• **Exercise task**
From the listing below, pull out all lines with "Pendant" in them.

• **Extracted entries**

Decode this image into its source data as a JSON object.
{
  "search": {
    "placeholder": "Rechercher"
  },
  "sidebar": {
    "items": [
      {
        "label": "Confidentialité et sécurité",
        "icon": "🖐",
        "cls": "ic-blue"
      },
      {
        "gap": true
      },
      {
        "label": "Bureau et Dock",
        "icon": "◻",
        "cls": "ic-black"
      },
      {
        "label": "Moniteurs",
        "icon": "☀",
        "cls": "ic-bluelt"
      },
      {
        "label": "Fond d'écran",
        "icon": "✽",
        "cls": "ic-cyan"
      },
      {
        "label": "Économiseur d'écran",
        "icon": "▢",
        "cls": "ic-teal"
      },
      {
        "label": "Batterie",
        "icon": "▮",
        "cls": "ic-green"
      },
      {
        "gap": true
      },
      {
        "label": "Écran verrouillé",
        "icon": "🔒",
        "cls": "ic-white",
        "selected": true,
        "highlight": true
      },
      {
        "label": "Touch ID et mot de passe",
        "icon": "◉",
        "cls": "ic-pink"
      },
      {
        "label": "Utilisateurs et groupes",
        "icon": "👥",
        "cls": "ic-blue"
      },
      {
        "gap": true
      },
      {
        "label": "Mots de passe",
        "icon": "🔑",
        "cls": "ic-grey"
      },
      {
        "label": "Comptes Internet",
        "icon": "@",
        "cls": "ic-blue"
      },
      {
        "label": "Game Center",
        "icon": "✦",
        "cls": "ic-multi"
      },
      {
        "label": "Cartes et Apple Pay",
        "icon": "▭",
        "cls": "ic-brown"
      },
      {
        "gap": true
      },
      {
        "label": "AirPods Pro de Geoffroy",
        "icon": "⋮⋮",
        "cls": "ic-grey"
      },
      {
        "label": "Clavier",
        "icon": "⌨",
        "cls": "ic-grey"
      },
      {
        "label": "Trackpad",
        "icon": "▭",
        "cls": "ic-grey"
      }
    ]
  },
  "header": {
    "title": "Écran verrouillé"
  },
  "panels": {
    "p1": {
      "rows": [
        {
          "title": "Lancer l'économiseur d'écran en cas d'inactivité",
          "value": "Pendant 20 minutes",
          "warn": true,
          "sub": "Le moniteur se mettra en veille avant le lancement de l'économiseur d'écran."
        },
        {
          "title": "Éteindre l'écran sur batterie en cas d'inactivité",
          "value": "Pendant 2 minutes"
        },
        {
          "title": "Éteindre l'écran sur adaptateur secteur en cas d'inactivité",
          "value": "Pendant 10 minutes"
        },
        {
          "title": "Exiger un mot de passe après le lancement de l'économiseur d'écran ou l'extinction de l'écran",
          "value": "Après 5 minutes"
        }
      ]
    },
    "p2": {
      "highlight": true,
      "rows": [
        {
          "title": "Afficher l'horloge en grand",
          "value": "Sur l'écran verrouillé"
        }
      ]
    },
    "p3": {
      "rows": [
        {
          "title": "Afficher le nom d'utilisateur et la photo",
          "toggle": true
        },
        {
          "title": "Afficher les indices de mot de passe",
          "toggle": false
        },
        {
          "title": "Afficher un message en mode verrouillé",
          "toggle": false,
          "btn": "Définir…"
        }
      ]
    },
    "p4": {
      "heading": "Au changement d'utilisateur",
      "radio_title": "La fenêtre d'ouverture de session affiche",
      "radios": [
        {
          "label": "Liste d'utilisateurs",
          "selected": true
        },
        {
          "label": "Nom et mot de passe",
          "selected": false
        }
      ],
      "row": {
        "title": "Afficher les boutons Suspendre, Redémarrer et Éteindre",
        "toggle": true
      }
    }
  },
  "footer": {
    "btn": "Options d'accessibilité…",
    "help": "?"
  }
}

• **Reply**
          "value": "Pendant 20 minutes",
          "value": "Pendant 2 minutes"
          "value": "Pendant 10 minutes"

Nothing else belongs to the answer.